EXERCISE GOAL.
Count every line in the data below where "this" occurs, then state that number and nothing more.

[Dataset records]

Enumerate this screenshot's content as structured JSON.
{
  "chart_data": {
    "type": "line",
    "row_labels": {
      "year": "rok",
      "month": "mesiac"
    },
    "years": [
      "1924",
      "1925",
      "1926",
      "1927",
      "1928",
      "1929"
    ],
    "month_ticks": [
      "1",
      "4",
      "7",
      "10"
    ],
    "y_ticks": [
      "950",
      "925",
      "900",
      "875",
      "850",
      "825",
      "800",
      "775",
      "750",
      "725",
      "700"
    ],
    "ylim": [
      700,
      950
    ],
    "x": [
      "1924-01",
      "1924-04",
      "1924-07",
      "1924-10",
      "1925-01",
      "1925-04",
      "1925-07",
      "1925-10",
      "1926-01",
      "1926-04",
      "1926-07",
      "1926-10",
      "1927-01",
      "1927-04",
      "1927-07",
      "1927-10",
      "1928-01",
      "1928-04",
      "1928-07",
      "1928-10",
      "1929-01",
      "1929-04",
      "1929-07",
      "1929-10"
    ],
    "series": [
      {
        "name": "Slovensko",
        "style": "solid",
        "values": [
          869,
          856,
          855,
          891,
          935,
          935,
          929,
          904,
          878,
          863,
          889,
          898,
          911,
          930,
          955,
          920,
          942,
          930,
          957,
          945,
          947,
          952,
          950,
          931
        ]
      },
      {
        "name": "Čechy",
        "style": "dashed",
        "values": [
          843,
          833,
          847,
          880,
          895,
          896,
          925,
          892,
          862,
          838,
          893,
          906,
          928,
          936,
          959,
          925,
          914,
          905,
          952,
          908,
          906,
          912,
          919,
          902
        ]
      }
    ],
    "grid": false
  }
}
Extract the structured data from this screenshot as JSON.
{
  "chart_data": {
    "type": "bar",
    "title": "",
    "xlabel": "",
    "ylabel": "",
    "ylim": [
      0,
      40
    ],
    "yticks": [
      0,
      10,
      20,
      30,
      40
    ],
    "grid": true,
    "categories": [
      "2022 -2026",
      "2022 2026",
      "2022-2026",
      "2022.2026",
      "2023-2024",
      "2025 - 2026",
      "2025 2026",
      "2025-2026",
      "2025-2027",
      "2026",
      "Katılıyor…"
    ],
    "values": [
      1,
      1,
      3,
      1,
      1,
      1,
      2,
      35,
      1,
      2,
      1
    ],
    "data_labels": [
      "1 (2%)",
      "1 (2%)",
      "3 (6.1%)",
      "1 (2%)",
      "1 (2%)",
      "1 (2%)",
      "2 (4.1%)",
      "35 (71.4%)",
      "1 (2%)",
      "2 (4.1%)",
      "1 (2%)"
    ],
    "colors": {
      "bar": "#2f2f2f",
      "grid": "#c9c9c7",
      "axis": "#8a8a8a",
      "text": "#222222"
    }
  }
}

ANSWER IN FULL.
2